=== Problem ===
Transcribe each line of the material as it is, and drop any picture.
____
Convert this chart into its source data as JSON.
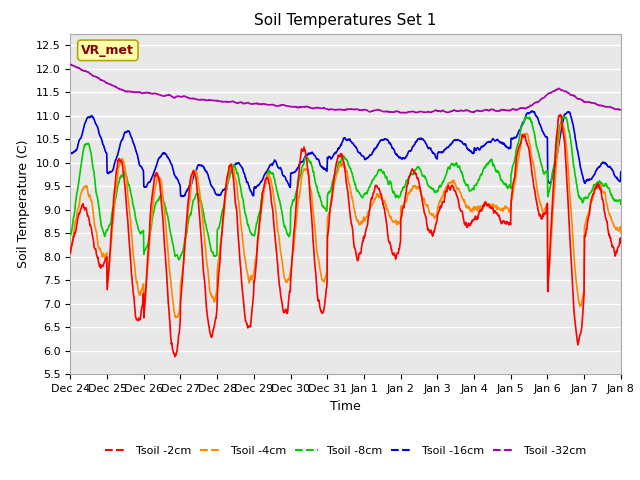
{
  "title": "Soil Temperatures Set 1",
  "xlabel": "Time",
  "ylabel": "Soil Temperature (C)",
  "ylim": [
    5.5,
    12.75
  ],
  "yticks": [
    5.5,
    6.0,
    6.5,
    7.0,
    7.5,
    8.0,
    8.5,
    9.0,
    9.5,
    10.0,
    10.5,
    11.0,
    11.5,
    12.0,
    12.5
  ],
  "xtick_labels": [
    "Dec 24",
    "Dec 25",
    "Dec 26",
    "Dec 27",
    "Dec 28",
    "Dec 29",
    "Dec 30",
    "Dec 31",
    "Jan 1",
    "Jan 2",
    "Jan 3",
    "Jan 4",
    "Jan 5",
    "Jan 6",
    "Jan 7",
    "Jan 8"
  ],
  "series_colors": {
    "Tsoil -2cm": "#ff0000",
    "Tsoil -4cm": "#ff8800",
    "Tsoil -8cm": "#00cc00",
    "Tsoil -16cm": "#0000dd",
    "Tsoil -32cm": "#aa00aa"
  },
  "legend_label": "VR_met",
  "legend_bbox_facecolor": "#ffffaa",
  "legend_text_color": "#880000",
  "legend_edge_color": "#aaaa00",
  "fig_bg_color": "#ffffff",
  "plot_bg_color": "#e8e8e8",
  "grid_color": "#ffffff",
  "title_fontsize": 11,
  "axis_label_fontsize": 9,
  "tick_fontsize": 8,
  "linewidth": 1.2
}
____
=== Task output ===
Convert this chart into its source data as JSON.
{
  "title": "Soil Temperatures Set 1",
  "xlabel": "Time",
  "ylabel": "Soil Temperature (C)",
  "ylim": [
    5.5,
    12.75
  ],
  "yticks": [
    5.5,
    6.0,
    6.5,
    7.0,
    7.5,
    8.0,
    8.5,
    9.0,
    9.5,
    10.0,
    10.5,
    11.0,
    11.5,
    12.0,
    12.5
  ],
  "xtick_labels": [
    "Dec 24",
    "Dec 25",
    "Dec 26",
    "Dec 27",
    "Dec 28",
    "Dec 29",
    "Dec 30",
    "Dec 31",
    "Jan 1",
    "Jan 2",
    "Jan 3",
    "Jan 4",
    "Jan 5",
    "Jan 6",
    "Jan 7",
    "Jan 8"
  ],
  "series_colors": {
    "Tsoil -2cm": "#ff0000",
    "Tsoil -4cm": "#ff8800",
    "Tsoil -8cm": "#00cc00",
    "Tsoil -16cm": "#0000dd",
    "Tsoil -32cm": "#aa00aa"
  },
  "legend_label": "VR_met",
  "legend_bbox_facecolor": "#ffffaa",
  "legend_text_color": "#880000",
  "legend_edge_color": "#aaaa00",
  "fig_bg_color": "#ffffff",
  "plot_bg_color": "#e8e8e8",
  "grid_color": "#ffffff",
  "title_fontsize": 11,
  "axis_label_fontsize": 9,
  "tick_fontsize": 8,
  "linewidth": 1.2
}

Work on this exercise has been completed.